(Data records)
*****

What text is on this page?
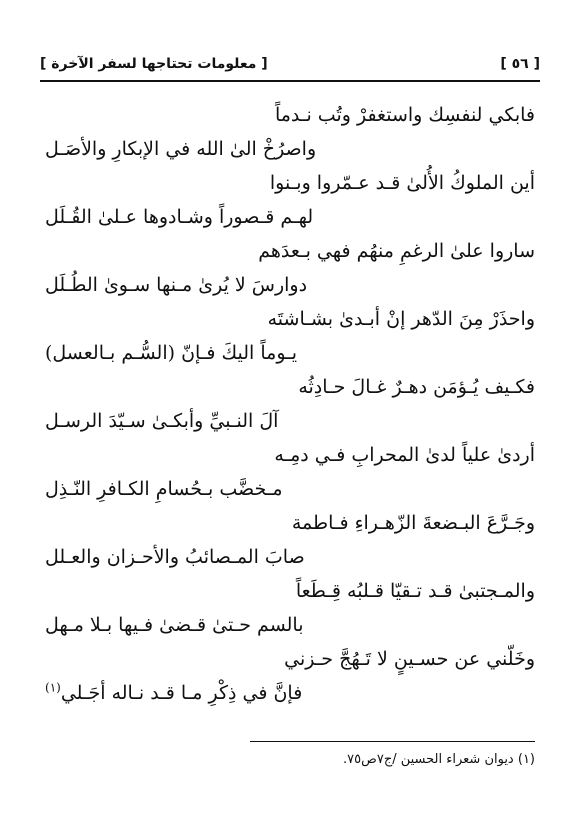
[ ٥٦ ]
[ معلومات تحتاجها لسفر الآخرة ]
فابكي لنفسِك واستغفرْ وتُب نـدماً
واصرُخْ الىٰ الله في الإبكارِ والأصَـل
أين الملوكُ الأُلىٰ قـد عـمّروا وبـنوا
لهـم قـصوراً وشـادوها عـلىٰ القُـلَل
ساروا علىٰ الرغمِ منهُم فهي بـعدَهم
دوارسَ لا يُرىٰ مـنها سـوىٰ الطُـلَل
واحذَرْ مِنَ الدّهر إنْ أبـدىٰ بشـاشتَه
يـوماً اليكَ فـإنّ (السُّـم بـالعسل)
فكـيف يُـؤمَن دهـرٌ غـالَ حـادِثُه
آلَ النـبيِّ وأبكـىٰ سـيّدَ الرسـل
أردىٰ علياً لدىٰ المحرابِ فـي دمِـه
مـخضَّب بـحُسامِ الكـافرِ النّـذِل
وجَـرَّعَ البـضعةَ الزّهـراءِ فـاطمة
صابَ المـصائبُ والأحـزان والعـلل
والمـجتبىٰ قـد تـقيّا قـلبُه قِـطَعاً
بالسم حـتىٰ قـضىٰ فـيها بـلا مـهل
وخَلّني عن حسـينٍ لا تَـهُجَّ حـزني
فإنَّ في ذِكْرِ مـا قـد نـاله أجَـلي$^{(١)}$
(١) ديوان شعراء الحسين /ج٧ص٧٥.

*****

**Problem:**
Make an exact copy of the records above, with the pictures left out.

**Answer below:**
What text is on this page?
[ ٥٦ ]
[ معلومات تحتاجها لسفر الآخرة ]
فابكي لنفسِك واستغفرْ وتُب نـدماً
واصرُخْ الىٰ الله في الإبكارِ والأصَـل
أين الملوكُ الأُلىٰ قـد عـمّروا وبـنوا
لهـم قـصوراً وشـادوها عـلىٰ القُـلَل
ساروا علىٰ الرغمِ منهُم فهي بـعدَهم
دوارسَ لا يُرىٰ مـنها سـوىٰ الطُـلَل
واحذَرْ مِنَ الدّهر إنْ أبـدىٰ بشـاشتَه
يـوماً اليكَ فـإنّ (السُّـم بـالعسل)
فكـيف يُـؤمَن دهـرٌ غـالَ حـادِثُه
آلَ النـبيِّ وأبكـىٰ سـيّدَ الرسـل
أردىٰ علياً لدىٰ المحرابِ فـي دمِـه
مـخضَّب بـحُسامِ الكـافرِ النّـذِل
وجَـرَّعَ البـضعةَ الزّهـراءِ فـاطمة
صابَ المـصائبُ والأحـزان والعـلل
والمـجتبىٰ قـد تـقيّا قـلبُه قِـطَعاً
بالسم حـتىٰ قـضىٰ فـيها بـلا مـهل
وخَلّني عن حسـينٍ لا تَـهُجَّ حـزني
فإنَّ في ذِكْرِ مـا قـد نـاله أجَـلي$^{(١)}$
(١) ديوان شعراء الحسين /ج٧ص٧٥.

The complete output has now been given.